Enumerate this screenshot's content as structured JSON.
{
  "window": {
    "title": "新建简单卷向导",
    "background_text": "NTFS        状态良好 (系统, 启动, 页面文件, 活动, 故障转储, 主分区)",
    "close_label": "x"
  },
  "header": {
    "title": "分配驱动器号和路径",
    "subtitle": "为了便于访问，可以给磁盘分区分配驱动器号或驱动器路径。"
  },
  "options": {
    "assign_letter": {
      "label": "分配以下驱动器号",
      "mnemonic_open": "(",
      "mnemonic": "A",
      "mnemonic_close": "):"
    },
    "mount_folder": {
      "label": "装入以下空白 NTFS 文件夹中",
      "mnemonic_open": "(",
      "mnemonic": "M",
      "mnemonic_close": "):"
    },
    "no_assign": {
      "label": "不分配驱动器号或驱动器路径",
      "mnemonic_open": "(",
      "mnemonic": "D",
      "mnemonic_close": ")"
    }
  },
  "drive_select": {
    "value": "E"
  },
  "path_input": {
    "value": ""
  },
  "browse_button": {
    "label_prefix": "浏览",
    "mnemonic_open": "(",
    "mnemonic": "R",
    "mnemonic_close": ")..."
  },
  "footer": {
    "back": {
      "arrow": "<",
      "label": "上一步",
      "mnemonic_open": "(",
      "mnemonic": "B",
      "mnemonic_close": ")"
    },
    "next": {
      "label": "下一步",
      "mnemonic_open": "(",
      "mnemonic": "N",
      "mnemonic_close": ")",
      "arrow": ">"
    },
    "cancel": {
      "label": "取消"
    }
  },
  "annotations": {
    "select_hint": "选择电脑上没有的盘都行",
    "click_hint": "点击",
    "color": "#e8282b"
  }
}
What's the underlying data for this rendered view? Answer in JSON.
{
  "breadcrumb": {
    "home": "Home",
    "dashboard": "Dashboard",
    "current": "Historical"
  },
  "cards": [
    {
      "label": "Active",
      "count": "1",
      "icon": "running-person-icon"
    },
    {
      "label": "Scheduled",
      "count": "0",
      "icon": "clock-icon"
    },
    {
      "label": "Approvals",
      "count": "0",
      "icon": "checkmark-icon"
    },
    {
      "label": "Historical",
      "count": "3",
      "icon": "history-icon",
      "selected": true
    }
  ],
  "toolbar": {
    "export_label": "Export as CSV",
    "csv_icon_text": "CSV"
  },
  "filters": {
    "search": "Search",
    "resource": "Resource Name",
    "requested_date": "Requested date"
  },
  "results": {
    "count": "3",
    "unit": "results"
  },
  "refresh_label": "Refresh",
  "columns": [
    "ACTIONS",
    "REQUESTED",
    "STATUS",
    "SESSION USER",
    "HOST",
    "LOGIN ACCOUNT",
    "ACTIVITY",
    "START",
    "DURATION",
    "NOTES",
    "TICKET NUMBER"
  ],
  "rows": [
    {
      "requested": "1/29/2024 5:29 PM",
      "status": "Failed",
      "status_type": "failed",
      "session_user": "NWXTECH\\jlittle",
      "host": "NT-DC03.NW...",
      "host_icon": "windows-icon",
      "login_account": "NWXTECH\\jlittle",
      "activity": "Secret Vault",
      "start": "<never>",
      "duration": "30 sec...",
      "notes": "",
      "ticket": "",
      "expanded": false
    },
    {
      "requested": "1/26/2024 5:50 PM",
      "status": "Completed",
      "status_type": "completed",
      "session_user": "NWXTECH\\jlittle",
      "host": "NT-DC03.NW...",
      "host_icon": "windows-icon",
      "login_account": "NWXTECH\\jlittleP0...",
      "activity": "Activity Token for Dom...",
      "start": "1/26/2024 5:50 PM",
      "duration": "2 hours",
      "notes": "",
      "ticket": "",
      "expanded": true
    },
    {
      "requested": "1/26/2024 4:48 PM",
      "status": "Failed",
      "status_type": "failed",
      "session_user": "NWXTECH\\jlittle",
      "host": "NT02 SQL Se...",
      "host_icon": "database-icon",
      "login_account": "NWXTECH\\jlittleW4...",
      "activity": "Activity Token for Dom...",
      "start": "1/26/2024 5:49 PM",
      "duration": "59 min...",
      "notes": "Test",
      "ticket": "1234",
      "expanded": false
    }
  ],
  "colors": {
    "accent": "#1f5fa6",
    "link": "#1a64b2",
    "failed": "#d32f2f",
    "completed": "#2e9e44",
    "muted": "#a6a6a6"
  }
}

+++++

Copy the material above verbatim.

§ ANSWER TO THE EXERCISE
Enumerate this screenshot's content as structured JSON.
{
  "window": {
    "title": "新建简单卷向导",
    "background_text": "NTFS        状态良好 (系统, 启动, 页面文件, 活动, 故障转储, 主分区)",
    "close_label": "x"
  },
  "header": {
    "title": "分配驱动器号和路径",
    "subtitle": "为了便于访问，可以给磁盘分区分配驱动器号或驱动器路径。"
  },
  "options": {
    "assign_letter": {
      "label": "分配以下驱动器号",
      "mnemonic_open": "(",
      "mnemonic": "A",
      "mnemonic_close": "):"
    },
    "mount_folder": {
      "label": "装入以下空白 NTFS 文件夹中",
      "mnemonic_open": "(",
      "mnemonic": "M",
      "mnemonic_close": "):"
    },
    "no_assign": {
      "label": "不分配驱动器号或驱动器路径",
      "mnemonic_open": "(",
      "mnemonic": "D",
      "mnemonic_close": ")"
    }
  },
  "drive_select": {
    "value": "E"
  },
  "path_input": {
    "value": ""
  },
  "browse_button": {
    "label_prefix": "浏览",
    "mnemonic_open": "(",
    "mnemonic": "R",
    "mnemonic_close": ")..."
  },
  "footer": {
    "back": {
      "arrow": "<",
      "label": "上一步",
      "mnemonic_open": "(",
      "mnemonic": "B",
      "mnemonic_close": ")"
    },
    "next": {
      "label": "下一步",
      "mnemonic_open": "(",
      "mnemonic": "N",
      "mnemonic_close": ")",
      "arrow": ">"
    },
    "cancel": {
      "label": "取消"
    }
  },
  "annotations": {
    "select_hint": "选择电脑上没有的盘都行",
    "click_hint": "点击",
    "color": "#e8282b"
  }
}
What's the underlying data for this rendered view? Answer in JSON.
{
  "breadcrumb": {
    "home": "Home",
    "dashboard": "Dashboard",
    "current": "Historical"
  },
  "cards": [
    {
      "label": "Active",
      "count": "1",
      "icon": "running-person-icon"
    },
    {
      "label": "Scheduled",
      "count": "0",
      "icon": "clock-icon"
    },
    {
      "label": "Approvals",
      "count": "0",
      "icon": "checkmark-icon"
    },
    {
      "label": "Historical",
      "count": "3",
      "icon": "history-icon",
      "selected": true
    }
  ],
  "toolbar": {
    "export_label": "Export as CSV",
    "csv_icon_text": "CSV"
  },
  "filters": {
    "search": "Search",
    "resource": "Resource Name",
    "requested_date": "Requested date"
  },
  "results": {
    "count": "3",
    "unit": "results"
  },
  "refresh_label": "Refresh",
  "columns": [
    "ACTIONS",
    "REQUESTED",
    "STATUS",
    "SESSION USER",
    "HOST",
    "LOGIN ACCOUNT",
    "ACTIVITY",
    "START",
    "DURATION",
    "NOTES",
    "TICKET NUMBER"
  ],
  "rows": [
    {
      "requested": "1/29/2024 5:29 PM",
      "status": "Failed",
      "status_type": "failed",
      "session_user": "NWXTECH\\jlittle",
      "host": "NT-DC03.NW...",
      "host_icon": "windows-icon",
      "login_account": "NWXTECH\\jlittle",
      "activity": "Secret Vault",
      "start": "<never>",
      "duration": "30 sec...",
      "notes": "",
      "ticket": "",
      "expanded": false
    },
    {
      "requested": "1/26/2024 5:50 PM",
      "status": "Completed",
      "status_type": "completed",
      "session_user": "NWXTECH\\jlittle",
      "host": "NT-DC03.NW...",
      "host_icon": "windows-icon",
      "login_account": "NWXTECH\\jlittleP0...",
      "activity": "Activity Token for Dom...",
      "start": "1/26/2024 5:50 PM",
      "duration": "2 hours",
      "notes": "",
      "ticket": "",
      "expanded": true
    },
    {
      "requested": "1/26/2024 4:48 PM",
      "status": "Failed",
      "status_type": "failed",
      "session_user": "NWXTECH\\jlittle",
      "host": "NT02 SQL Se...",
      "host_icon": "database-icon",
      "login_account": "NWXTECH\\jlittleW4...",
      "activity": "Activity Token for Dom...",
      "start": "1/26/2024 5:49 PM",
      "duration": "59 min...",
      "notes": "Test",
      "ticket": "1234",
      "expanded": false
    }
  ],
  "colors": {
    "accent": "#1f5fa6",
    "link": "#1a64b2",
    "failed": "#d32f2f",
    "completed": "#2e9e44",
    "muted": "#a6a6a6"
  }
}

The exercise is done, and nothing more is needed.